[Dataset items]
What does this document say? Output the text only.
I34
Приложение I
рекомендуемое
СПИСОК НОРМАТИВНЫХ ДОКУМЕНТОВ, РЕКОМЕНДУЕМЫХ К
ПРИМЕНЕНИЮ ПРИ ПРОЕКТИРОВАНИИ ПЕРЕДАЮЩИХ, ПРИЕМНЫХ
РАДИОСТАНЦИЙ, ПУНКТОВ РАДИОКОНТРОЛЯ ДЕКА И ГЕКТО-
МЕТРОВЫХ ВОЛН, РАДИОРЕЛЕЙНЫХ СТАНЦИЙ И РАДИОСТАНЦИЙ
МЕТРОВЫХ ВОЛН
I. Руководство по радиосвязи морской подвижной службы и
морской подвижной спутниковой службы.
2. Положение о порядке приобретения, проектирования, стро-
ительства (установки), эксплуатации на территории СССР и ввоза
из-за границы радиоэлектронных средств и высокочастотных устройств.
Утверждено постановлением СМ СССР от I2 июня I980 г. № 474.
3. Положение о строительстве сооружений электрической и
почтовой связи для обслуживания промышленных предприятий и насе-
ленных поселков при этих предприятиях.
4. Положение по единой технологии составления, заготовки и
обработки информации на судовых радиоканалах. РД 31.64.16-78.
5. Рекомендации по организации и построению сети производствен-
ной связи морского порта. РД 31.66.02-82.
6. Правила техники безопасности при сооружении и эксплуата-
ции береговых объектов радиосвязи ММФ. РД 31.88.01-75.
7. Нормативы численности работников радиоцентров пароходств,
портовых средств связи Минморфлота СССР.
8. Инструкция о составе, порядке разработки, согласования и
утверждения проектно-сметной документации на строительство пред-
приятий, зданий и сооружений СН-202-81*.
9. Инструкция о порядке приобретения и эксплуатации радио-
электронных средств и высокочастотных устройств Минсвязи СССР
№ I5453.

**SHORT TASK:**
Transcribe all entries exactly as they are given.

**FINISHED EXERCISE:**
What does this document say? Output the text only.
I34
Приложение I
рекомендуемое
СПИСОК НОРМАТИВНЫХ ДОКУМЕНТОВ, РЕКОМЕНДУЕМЫХ К
ПРИМЕНЕНИЮ ПРИ ПРОЕКТИРОВАНИИ ПЕРЕДАЮЩИХ, ПРИЕМНЫХ
РАДИОСТАНЦИЙ, ПУНКТОВ РАДИОКОНТРОЛЯ ДЕКА И ГЕКТО-
МЕТРОВЫХ ВОЛН, РАДИОРЕЛЕЙНЫХ СТАНЦИЙ И РАДИОСТАНЦИЙ
МЕТРОВЫХ ВОЛН
I. Руководство по радиосвязи морской подвижной службы и
морской подвижной спутниковой службы.
2. Положение о порядке приобретения, проектирования, стро-
ительства (установки), эксплуатации на территории СССР и ввоза
из-за границы радиоэлектронных средств и высокочастотных устройств.
Утверждено постановлением СМ СССР от I2 июня I980 г. № 474.
3. Положение о строительстве сооружений электрической и
почтовой связи для обслуживания промышленных предприятий и насе-
ленных поселков при этих предприятиях.
4. Положение по единой технологии составления, заготовки и
обработки информации на судовых радиоканалах. РД 31.64.16-78.
5. Рекомендации по организации и построению сети производствен-
ной связи морского порта. РД 31.66.02-82.
6. Правила техники безопасности при сооружении и эксплуата-
ции береговых объектов радиосвязи ММФ. РД 31.88.01-75.
7. Нормативы численности работников радиоцентров пароходств,
портовых средств связи Минморфлота СССР.
8. Инструкция о составе, порядке разработки, согласования и
утверждения проектно-сметной документации на строительство пред-
приятий, зданий и сооружений СН-202-81*.
9. Инструкция о порядке приобретения и эксплуатации радио-
электронных средств и высокочастотных устройств Минсвязи СССР
№ I5453.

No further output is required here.